**Given request:** Print the data exactly, leaving nothing out.

________________________________________

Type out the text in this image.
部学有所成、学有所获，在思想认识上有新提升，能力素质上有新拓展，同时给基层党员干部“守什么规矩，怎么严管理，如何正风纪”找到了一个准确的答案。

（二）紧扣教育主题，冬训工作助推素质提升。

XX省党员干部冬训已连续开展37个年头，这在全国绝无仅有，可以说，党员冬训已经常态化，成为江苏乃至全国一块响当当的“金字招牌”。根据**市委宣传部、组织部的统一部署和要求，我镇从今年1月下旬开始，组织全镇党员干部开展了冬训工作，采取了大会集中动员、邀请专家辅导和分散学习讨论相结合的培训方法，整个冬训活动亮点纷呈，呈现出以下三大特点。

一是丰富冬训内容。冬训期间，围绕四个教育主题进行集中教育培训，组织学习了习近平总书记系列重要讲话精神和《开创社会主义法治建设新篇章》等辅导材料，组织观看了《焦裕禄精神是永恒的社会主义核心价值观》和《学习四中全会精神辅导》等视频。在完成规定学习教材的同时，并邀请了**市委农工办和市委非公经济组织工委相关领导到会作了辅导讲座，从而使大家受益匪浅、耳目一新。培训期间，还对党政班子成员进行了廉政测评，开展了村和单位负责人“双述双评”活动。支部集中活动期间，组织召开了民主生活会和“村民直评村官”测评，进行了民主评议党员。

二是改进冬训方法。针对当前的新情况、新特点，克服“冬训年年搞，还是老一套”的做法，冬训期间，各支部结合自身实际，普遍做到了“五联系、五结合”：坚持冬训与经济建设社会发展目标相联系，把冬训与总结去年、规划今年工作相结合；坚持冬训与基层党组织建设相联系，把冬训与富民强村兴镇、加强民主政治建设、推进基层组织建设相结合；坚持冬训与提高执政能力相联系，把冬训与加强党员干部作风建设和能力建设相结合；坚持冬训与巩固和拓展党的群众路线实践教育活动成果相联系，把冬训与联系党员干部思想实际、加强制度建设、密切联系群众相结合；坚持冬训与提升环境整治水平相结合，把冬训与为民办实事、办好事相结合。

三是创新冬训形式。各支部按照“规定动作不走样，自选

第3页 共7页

________________________________________

**Complete output:**
Type out the text in this image.
部学有所成、学有所获，在思想认识上有新提升，能力素质上有新拓展，同时给基层党员干部“守什么规矩，怎么严管理，如何正风纪”找到了一个准确的答案。

（二）紧扣教育主题，冬训工作助推素质提升。

XX省党员干部冬训已连续开展37个年头，这在全国绝无仅有，可以说，党员冬训已经常态化，成为江苏乃至全国一块响当当的“金字招牌”。根据**市委宣传部、组织部的统一部署和要求，我镇从今年1月下旬开始，组织全镇党员干部开展了冬训工作，采取了大会集中动员、邀请专家辅导和分散学习讨论相结合的培训方法，整个冬训活动亮点纷呈，呈现出以下三大特点。

一是丰富冬训内容。冬训期间，围绕四个教育主题进行集中教育培训，组织学习了习近平总书记系列重要讲话精神和《开创社会主义法治建设新篇章》等辅导材料，组织观看了《焦裕禄精神是永恒的社会主义核心价值观》和《学习四中全会精神辅导》等视频。在完成规定学习教材的同时，并邀请了**市委农工办和市委非公经济组织工委相关领导到会作了辅导讲座，从而使大家受益匪浅、耳目一新。培训期间，还对党政班子成员进行了廉政测评，开展了村和单位负责人“双述双评”活动。支部集中活动期间，组织召开了民主生活会和“村民直评村官”测评，进行了民主评议党员。

二是改进冬训方法。针对当前的新情况、新特点，克服“冬训年年搞，还是老一套”的做法，冬训期间，各支部结合自身实际，普遍做到了“五联系、五结合”：坚持冬训与经济建设社会发展目标相联系，把冬训与总结去年、规划今年工作相结合；坚持冬训与基层党组织建设相联系，把冬训与富民强村兴镇、加强民主政治建设、推进基层组织建设相结合；坚持冬训与提高执政能力相联系，把冬训与加强党员干部作风建设和能力建设相结合；坚持冬训与巩固和拓展党的群众路线实践教育活动成果相联系，把冬训与联系党员干部思想实际、加强制度建设、密切联系群众相结合；坚持冬训与提升环境整治水平相结合，把冬训与为民办实事、办好事相结合。

三是创新冬训形式。各支部按照“规定动作不走样，自选

第3页 共7页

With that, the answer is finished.